(Collected data entries)
⟨

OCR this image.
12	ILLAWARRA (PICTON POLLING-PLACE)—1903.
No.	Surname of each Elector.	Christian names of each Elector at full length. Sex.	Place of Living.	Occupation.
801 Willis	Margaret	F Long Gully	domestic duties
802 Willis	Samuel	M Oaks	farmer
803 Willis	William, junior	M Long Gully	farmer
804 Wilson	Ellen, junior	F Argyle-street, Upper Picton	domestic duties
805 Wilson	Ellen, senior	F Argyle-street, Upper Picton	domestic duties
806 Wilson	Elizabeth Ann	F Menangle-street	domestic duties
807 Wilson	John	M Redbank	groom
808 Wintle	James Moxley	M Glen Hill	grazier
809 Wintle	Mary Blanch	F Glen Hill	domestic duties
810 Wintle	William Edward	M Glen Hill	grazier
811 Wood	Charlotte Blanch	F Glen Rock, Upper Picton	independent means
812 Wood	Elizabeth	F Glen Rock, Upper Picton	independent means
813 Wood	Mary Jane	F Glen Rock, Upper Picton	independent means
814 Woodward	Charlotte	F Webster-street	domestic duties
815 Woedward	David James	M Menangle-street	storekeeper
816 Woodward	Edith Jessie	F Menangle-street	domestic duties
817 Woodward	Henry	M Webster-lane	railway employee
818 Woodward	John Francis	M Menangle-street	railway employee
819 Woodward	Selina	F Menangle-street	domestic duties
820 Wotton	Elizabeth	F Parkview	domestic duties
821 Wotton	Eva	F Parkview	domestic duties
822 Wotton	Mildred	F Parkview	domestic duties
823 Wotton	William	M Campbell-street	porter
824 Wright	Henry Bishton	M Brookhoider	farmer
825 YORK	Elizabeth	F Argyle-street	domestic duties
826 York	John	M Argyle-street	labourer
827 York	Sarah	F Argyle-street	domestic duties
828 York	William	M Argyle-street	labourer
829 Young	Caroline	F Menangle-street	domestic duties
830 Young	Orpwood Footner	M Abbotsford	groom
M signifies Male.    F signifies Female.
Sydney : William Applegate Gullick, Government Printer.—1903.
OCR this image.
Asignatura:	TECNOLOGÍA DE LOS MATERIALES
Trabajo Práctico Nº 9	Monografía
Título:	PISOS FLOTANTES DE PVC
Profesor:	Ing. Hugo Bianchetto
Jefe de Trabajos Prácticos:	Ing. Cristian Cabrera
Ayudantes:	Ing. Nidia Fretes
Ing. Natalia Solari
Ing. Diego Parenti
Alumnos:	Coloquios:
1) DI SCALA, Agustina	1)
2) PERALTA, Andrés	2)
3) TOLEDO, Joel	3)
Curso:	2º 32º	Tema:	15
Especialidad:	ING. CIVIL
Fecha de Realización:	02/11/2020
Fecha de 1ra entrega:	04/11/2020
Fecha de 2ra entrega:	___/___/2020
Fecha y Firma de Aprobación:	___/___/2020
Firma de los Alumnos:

⟩

▶ Goal
In how many lines of the data does the string "grazier" appear? Give only the number.

▶ Complete response
2